Here is the code from my first stab at it:

using System;
using System.Text;
using System.Collections.Generic;
using System.Linq;
using Microsoft.VisualStudio.TestTools.UnitTesting;
using DevelopingForDotNet.AuthorizeNet;

namespace TestAuthorizeNet
{
    ///
    /// Summary description for UnitTest1
    ///
    [TestClass]
    public class UnitTest1
    {
        public UnitTest1()
        {
            //
            // TODO: Add constructor logic here
            //
        }

        private TestContext testContextInstance;

        ///
        ///Gets or sets the test context which provides
        ///information about and functionality for the current test run.
        ///
        public TestContext TestContext
        {
            get
            {
                return testContextInstance;
            }
            set
            {
                testContextInstance = value;
            }
        }

        #region Additional test attributes
        //
        // You can use the following additional attributes as you write your tests:
        //
        // Use ClassInitialize to run code before running the first test in the class
        // [ClassInitialize()]
        // public static void MyClassInitialize(TestContext testContext) { }
        //
        // Use ClassCleanup to run code after all tests in a class have run
        // [ClassCleanup()]
        // public static void MyClassCleanup() { }
        //
        // Use TestInitialize to run code before running each test
        // [TestInitialize()]
        // public void MyTestInitialize() { }
        //
        // Use TestCleanup to run code after each test has run
        // [TestCleanup()]
        // public void MyTestCleanup() { }
        //
        #endregion

        [TestMethod]
        public void TestCreditCardNumberWithCharactersConvertedToJustNumbers()

§

CHECK YOUR UNDERSTANDING:
1. From the unit test code, reproduce verbatim the span that opens with the words containing "namespace TestAuthorizeNet" and closes with "public UnitTest1()".
2. In the unit test code, which private field does the TestContext property return and assign?

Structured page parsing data
§

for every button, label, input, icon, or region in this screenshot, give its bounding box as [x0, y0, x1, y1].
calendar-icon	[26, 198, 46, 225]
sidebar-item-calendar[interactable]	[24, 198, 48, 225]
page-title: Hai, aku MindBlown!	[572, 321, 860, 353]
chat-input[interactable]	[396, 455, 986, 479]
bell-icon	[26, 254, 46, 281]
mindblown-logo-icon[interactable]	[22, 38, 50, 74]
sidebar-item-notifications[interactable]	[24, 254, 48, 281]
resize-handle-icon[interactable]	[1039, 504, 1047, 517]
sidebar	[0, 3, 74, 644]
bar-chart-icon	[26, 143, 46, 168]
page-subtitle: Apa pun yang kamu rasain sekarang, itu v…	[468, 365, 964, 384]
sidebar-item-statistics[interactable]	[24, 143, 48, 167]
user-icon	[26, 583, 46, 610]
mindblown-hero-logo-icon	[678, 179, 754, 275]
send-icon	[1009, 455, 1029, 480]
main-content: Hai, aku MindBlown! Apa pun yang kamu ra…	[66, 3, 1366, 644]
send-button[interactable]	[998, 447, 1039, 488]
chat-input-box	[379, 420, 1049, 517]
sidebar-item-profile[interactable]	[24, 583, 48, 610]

§

OUTPUTS BY TASK:
1.
namespace TestAuthorizeNet
{
    ///
    /// Summary description for UnitTest1
    ///
    [TestClass]
    public class UnitTest1
    {
        public UnitTest1()

2. testContextInstance